**TASK INPUT**.
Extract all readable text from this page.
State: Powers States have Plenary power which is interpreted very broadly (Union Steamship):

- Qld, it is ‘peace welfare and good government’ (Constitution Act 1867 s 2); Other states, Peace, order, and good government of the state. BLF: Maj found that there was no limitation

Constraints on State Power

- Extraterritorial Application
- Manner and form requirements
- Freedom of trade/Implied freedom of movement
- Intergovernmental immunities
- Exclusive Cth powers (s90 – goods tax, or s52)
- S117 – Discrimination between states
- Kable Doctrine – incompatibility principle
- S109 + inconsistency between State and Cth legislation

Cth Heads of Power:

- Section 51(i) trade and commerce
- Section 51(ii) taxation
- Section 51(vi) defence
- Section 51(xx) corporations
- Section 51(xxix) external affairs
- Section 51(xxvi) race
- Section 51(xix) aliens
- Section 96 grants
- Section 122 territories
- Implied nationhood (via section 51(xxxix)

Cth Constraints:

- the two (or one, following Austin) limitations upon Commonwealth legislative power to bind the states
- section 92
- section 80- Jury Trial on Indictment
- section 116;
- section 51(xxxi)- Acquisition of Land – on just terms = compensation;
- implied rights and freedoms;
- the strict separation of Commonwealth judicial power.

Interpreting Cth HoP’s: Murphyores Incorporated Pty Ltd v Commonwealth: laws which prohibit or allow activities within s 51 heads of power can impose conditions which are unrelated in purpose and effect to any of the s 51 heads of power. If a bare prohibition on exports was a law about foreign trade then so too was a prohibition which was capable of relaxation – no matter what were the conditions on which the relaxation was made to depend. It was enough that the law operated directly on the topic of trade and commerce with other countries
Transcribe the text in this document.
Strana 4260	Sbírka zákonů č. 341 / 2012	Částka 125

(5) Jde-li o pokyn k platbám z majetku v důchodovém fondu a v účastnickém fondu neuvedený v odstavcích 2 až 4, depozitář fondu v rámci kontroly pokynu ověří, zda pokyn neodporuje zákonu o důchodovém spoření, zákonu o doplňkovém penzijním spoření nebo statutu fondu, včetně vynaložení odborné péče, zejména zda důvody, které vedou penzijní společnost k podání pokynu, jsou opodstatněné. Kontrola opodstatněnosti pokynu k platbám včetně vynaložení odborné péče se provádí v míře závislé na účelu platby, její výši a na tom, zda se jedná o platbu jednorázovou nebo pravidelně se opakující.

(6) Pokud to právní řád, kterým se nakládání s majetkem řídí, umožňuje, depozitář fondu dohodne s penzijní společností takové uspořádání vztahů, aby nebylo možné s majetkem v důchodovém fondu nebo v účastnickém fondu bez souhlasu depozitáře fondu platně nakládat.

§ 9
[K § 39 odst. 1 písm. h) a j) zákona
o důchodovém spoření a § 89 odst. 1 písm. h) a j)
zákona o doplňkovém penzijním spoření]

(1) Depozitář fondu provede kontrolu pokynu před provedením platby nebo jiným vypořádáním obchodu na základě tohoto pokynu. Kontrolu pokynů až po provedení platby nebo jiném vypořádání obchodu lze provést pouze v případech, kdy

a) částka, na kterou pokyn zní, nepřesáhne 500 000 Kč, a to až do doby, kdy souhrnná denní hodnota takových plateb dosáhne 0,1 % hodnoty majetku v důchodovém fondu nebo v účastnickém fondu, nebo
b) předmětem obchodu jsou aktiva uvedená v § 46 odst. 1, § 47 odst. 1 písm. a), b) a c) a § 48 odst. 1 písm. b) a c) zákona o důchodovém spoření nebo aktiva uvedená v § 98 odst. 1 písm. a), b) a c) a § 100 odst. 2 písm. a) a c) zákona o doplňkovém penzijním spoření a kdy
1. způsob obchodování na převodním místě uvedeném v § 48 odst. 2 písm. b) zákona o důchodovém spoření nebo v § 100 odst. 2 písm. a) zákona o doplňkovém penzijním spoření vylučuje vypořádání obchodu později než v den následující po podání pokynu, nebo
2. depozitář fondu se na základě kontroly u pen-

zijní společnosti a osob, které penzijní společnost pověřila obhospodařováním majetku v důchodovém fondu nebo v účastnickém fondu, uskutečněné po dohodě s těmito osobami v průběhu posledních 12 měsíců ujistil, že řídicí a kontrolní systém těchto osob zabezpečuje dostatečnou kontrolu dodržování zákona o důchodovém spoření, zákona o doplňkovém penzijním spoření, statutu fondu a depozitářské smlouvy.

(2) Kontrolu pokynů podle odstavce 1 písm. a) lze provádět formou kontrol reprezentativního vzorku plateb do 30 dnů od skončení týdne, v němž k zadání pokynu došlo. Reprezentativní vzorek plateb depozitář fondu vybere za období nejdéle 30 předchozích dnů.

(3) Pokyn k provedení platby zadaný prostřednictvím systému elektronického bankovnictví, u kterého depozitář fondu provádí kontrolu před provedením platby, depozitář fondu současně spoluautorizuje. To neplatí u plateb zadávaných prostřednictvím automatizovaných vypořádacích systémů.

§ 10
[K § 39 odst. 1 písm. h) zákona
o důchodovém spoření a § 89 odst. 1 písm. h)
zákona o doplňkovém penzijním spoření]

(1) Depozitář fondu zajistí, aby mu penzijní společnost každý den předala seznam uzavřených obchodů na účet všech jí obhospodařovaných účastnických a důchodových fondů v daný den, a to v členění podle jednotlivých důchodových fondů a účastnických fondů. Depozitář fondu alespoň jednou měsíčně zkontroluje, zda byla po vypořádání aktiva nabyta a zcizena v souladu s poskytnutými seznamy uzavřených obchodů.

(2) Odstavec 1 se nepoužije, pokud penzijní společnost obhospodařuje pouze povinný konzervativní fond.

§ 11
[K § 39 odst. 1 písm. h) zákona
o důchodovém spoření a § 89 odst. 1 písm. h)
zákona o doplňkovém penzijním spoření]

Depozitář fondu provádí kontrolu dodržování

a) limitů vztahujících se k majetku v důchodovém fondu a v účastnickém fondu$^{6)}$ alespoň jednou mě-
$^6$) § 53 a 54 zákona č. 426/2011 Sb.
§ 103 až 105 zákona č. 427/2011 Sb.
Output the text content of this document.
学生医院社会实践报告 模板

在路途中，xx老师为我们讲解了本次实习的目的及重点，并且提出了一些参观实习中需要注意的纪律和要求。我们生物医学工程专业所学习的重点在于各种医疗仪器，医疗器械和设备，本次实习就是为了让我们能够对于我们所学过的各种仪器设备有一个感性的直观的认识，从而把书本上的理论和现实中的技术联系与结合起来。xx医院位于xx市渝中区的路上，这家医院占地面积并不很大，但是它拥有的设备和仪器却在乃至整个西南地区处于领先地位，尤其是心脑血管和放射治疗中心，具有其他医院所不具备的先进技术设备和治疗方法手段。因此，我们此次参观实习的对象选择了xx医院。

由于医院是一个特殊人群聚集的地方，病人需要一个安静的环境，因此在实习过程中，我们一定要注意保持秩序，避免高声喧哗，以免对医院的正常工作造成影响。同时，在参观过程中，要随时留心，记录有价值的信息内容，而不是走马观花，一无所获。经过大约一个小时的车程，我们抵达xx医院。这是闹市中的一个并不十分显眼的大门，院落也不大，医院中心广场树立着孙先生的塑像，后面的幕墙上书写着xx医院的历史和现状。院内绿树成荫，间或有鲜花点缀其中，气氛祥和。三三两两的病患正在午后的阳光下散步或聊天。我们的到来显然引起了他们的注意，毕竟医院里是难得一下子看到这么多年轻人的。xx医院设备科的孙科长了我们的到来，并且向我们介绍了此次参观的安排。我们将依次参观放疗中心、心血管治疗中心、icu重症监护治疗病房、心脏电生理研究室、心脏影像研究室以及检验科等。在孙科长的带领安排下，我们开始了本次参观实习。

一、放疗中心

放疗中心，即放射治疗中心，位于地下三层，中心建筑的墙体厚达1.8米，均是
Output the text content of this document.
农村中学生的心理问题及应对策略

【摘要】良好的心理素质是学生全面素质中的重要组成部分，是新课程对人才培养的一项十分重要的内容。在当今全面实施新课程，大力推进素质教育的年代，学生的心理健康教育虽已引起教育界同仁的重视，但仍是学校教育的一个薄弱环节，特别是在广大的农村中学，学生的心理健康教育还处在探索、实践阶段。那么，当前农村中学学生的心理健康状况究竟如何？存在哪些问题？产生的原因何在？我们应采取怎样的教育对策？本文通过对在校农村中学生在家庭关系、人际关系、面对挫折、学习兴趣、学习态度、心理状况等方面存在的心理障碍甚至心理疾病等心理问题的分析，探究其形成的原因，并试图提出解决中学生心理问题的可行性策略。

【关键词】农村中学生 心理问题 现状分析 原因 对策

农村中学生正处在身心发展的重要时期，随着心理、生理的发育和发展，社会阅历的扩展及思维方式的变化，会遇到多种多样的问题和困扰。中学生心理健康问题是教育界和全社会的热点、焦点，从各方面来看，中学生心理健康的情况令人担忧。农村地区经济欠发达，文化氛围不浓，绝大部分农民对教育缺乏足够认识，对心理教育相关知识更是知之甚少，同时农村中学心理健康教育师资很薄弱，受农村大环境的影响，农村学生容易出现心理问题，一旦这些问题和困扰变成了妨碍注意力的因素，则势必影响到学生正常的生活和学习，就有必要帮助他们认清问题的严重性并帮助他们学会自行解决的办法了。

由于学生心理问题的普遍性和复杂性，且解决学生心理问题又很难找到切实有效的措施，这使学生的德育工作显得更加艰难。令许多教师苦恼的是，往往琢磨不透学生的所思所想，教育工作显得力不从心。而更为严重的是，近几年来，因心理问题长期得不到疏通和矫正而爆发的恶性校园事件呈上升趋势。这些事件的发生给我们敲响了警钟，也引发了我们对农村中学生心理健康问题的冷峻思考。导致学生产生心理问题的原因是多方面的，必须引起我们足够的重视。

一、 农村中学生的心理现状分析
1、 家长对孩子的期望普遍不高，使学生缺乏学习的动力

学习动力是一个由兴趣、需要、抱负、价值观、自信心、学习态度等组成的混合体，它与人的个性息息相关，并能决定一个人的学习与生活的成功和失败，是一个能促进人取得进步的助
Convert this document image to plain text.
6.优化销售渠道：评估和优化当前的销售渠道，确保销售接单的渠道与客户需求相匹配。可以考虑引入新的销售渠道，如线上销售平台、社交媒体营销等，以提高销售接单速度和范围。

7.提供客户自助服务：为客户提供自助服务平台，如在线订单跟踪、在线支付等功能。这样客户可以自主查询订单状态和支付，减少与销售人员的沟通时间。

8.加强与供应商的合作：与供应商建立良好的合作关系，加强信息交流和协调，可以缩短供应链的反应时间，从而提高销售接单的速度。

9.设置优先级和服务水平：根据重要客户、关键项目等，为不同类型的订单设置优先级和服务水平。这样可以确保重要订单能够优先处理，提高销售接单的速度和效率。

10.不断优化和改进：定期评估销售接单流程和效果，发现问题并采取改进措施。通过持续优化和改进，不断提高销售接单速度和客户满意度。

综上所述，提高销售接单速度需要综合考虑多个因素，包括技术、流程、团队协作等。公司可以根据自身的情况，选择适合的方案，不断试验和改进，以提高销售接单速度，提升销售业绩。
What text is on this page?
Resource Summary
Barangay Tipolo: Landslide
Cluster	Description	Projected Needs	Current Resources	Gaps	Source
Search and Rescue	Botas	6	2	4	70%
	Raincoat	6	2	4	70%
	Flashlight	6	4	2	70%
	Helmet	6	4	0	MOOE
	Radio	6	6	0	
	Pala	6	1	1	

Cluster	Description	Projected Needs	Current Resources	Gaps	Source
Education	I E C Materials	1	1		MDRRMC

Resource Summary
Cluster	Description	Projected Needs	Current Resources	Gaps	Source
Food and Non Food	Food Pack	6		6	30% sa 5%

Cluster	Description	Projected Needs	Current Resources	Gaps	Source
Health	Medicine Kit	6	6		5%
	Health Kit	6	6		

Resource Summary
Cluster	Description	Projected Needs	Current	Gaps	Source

**WRITTEN TASK**. Among the entries above, how many lines hold the string "statutu"? Respond with nothing but the number.

**EXERCISE RESPONSE**. 2